• **EXERCISE**
Extract each record and reproduce it exactly.

• **RECORDED INFORMATION**
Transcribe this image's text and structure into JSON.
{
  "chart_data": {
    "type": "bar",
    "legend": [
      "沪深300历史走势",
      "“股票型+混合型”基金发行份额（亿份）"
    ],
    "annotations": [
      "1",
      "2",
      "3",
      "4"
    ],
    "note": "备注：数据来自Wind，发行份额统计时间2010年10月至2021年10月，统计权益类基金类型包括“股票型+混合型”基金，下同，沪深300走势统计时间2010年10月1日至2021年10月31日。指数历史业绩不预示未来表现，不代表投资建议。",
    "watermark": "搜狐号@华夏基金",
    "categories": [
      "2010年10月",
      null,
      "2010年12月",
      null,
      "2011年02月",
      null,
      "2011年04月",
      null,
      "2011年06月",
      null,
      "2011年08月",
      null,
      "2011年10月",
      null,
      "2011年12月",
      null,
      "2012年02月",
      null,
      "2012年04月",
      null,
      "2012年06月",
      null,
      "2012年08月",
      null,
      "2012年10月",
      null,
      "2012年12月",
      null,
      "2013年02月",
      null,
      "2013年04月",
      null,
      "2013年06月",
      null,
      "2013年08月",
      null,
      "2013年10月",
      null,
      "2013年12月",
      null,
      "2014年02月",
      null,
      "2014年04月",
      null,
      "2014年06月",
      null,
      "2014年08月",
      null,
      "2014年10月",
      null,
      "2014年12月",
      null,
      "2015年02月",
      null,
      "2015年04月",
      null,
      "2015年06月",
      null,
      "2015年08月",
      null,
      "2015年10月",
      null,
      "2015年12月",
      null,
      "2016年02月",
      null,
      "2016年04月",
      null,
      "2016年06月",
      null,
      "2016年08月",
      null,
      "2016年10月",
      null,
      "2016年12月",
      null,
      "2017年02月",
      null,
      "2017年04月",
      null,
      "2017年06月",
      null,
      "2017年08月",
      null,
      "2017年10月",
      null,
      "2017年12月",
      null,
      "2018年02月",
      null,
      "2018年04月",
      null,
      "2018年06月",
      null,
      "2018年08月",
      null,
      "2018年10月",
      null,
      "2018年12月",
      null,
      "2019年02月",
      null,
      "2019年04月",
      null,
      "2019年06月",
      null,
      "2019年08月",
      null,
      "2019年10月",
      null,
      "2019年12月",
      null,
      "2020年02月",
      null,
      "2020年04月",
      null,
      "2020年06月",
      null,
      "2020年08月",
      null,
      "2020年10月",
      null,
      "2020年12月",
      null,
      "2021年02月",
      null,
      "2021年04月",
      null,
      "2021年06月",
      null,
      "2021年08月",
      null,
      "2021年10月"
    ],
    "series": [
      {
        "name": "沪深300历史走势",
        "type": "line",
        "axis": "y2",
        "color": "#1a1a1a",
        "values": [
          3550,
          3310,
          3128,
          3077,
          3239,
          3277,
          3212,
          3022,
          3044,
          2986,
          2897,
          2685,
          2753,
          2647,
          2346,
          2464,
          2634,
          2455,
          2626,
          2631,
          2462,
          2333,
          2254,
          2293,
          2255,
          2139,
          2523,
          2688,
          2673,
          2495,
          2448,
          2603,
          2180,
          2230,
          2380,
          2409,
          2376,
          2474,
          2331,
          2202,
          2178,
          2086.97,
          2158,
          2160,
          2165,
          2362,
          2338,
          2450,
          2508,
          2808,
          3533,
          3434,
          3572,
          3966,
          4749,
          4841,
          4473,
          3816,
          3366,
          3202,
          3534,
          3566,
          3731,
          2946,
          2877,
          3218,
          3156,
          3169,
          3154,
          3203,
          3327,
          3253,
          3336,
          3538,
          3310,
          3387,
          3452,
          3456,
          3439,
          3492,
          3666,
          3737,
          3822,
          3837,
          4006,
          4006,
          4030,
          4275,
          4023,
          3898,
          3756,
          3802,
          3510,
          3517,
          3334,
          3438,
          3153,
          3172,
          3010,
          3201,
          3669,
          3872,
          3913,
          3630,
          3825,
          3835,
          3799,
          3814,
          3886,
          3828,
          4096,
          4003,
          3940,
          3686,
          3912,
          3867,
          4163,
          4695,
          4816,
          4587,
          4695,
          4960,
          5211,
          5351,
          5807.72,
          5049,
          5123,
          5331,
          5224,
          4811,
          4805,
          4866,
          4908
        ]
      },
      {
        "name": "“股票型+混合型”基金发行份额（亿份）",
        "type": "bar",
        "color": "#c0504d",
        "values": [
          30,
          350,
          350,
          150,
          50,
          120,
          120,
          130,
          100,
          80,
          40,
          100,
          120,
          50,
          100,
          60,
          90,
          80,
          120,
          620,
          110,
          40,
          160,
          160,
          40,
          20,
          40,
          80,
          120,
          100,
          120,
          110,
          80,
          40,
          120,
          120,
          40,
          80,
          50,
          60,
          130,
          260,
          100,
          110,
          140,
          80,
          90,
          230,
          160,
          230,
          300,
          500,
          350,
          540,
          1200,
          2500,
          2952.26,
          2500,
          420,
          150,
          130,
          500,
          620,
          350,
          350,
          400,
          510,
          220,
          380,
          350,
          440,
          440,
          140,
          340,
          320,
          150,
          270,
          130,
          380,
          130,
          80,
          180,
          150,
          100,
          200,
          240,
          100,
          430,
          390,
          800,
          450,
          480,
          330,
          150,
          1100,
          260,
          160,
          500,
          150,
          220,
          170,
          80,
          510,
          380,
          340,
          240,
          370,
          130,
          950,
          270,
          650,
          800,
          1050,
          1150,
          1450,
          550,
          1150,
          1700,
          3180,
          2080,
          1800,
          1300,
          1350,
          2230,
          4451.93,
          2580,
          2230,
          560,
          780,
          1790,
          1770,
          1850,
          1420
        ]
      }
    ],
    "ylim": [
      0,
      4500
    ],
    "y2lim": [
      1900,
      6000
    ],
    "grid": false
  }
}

• **RESULT FOR THIS TASK**
Transcribe this image's text and structure into JSON.
{
  "chart_data": {
    "type": "bar",
    "legend": [
      "沪深300历史走势",
      "“股票型+混合型”基金发行份额（亿份）"
    ],
    "annotations": [
      "1",
      "2",
      "3",
      "4"
    ],
    "note": "备注：数据来自Wind，发行份额统计时间2010年10月至2021年10月，统计权益类基金类型包括“股票型+混合型”基金，下同，沪深300走势统计时间2010年10月1日至2021年10月31日。指数历史业绩不预示未来表现，不代表投资建议。",
    "watermark": "搜狐号@华夏基金",
    "categories": [
      "2010年10月",
      null,
      "2010年12月",
      null,
      "2011年02月",
      null,
      "2011年04月",
      null,
      "2011年06月",
      null,
      "2011年08月",
      null,
      "2011年10月",
      null,
      "2011年12月",
      null,
      "2012年02月",
      null,
      "2012年04月",
      null,
      "2012年06月",
      null,
      "2012年08月",
      null,
      "2012年10月",
      null,
      "2012年12月",
      null,
      "2013年02月",
      null,
      "2013年04月",
      null,
      "2013年06月",
      null,
      "2013年08月",
      null,
      "2013年10月",
      null,
      "2013年12月",
      null,
      "2014年02月",
      null,
      "2014年04月",
      null,
      "2014年06月",
      null,
      "2014年08月",
      null,
      "2014年10月",
      null,
      "2014年12月",
      null,
      "2015年02月",
      null,
      "2015年04月",
      null,
      "2015年06月",
      null,
      "2015年08月",
      null,
      "2015年10月",
      null,
      "2015年12月",
      null,
      "2016年02月",
      null,
      "2016年04月",
      null,
      "2016年06月",
      null,
      "2016年08月",
      null,
      "2016年10月",
      null,
      "2016年12月",
      null,
      "2017年02月",
      null,
      "2017年04月",
      null,
      "2017年06月",
      null,
      "2017年08月",
      null,
      "2017年10月",
      null,
      "2017年12月",
      null,
      "2018年02月",
      null,
      "2018年04月",
      null,
      "2018年06月",
      null,
      "2018年08月",
      null,
      "2018年10月",
      null,
      "2018年12月",
      null,
      "2019年02月",
      null,
      "2019年04月",
      null,
      "2019年06月",
      null,
      "2019年08月",
      null,
      "2019年10月",
      null,
      "2019年12月",
      null,
      "2020年02月",
      null,
      "2020年04月",
      null,
      "2020年06月",
      null,
      "2020年08月",
      null,
      "2020年10月",
      null,
      "2020年12月",
      null,
      "2021年02月",
      null,
      "2021年04月",
      null,
      "2021年06月",
      null,
      "2021年08月",
      null,
      "2021年10月"
    ],
    "series": [
      {
        "name": "沪深300历史走势",
        "type": "line",
        "axis": "y2",
        "color": "#1a1a1a",
        "values": [
          3550,
          3310,
          3128,
          3077,
          3239,
          3277,
          3212,
          3022,
          3044,
          2986,
          2897,
          2685,
          2753,
          2647,
          2346,
          2464,
          2634,
          2455,
          2626,
          2631,
          2462,
          2333,
          2254,
          2293,
          2255,
          2139,
          2523,
          2688,
          2673,
          2495,
          2448,
          2603,
          2180,
          2230,
          2380,
          2409,
          2376,
          2474,
          2331,
          2202,
          2178,
          2086.97,
          2158,
          2160,
          2165,
          2362,
          2338,
          2450,
          2508,
          2808,
          3533,
          3434,
          3572,
          3966,
          4749,
          4841,
          4473,
          3816,
          3366,
          3202,
          3534,
          3566,
          3731,
          2946,
          2877,
          3218,
          3156,
          3169,
          3154,
          3203,
          3327,
          3253,
          3336,
          3538,
          3310,
          3387,
          3452,
          3456,
          3439,
          3492,
          3666,
          3737,
          3822,
          3837,
          4006,
          4006,
          4030,
          4275,
          4023,
          3898,
          3756,
          3802,
          3510,
          3517,
          3334,
          3438,
          3153,
          3172,
          3010,
          3201,
          3669,
          3872,
          3913,
          3630,
          3825,
          3835,
          3799,
          3814,
          3886,
          3828,
          4096,
          4003,
          3940,
          3686,
          3912,
          3867,
          4163,
          4695,
          4816,
          4587,
          4695,
          4960,
          5211,
          5351,
          5807.72,
          5049,
          5123,
          5331,
          5224,
          4811,
          4805,
          4866,
          4908
        ]
      },
      {
        "name": "“股票型+混合型”基金发行份额（亿份）",
        "type": "bar",
        "color": "#c0504d",
        "values": [
          30,
          350,
          350,
          150,
          50,
          120,
          120,
          130,
          100,
          80,
          40,
          100,
          120,
          50,
          100,
          60,
          90,
          80,
          120,
          620,
          110,
          40,
          160,
          160,
          40,
          20,
          40,
          80,
          120,
          100,
          120,
          110,
          80,
          40,
          120,
          120,
          40,
          80,
          50,
          60,
          130,
          260,
          100,
          110,
          140,
          80,
          90,
          230,
          160,
          230,
          300,
          500,
          350,
          540,
          1200,
          2500,
          2952.26,
          2500,
          420,
          150,
          130,
          500,
          620,
          350,
          350,
          400,
          510,
          220,
          380,
          350,
          440,
          440,
          140,
          340,
          320,
          150,
          270,
          130,
          380,
          130,
          80,
          180,
          150,
          100,
          200,
          240,
          100,
          430,
          390,
          800,
          450,
          480,
          330,
          150,
          1100,
          260,
          160,
          500,
          150,
          220,
          170,
          80,
          510,
          380,
          340,
          240,
          370,
          130,
          950,
          270,
          650,
          800,
          1050,
          1150,
          1450,
          550,
          1150,
          1700,
          3180,
          2080,
          1800,
          1300,
          1350,
          2230,
          4451.93,
          2580,
          2230,
          560,
          780,
          1790,
          1770,
          1850,
          1420
        ]
      }
    ],
    "ylim": [
      0,
      4500
    ],
    "y2lim": [
      1900,
      6000
    ],
    "grid": false
  }
}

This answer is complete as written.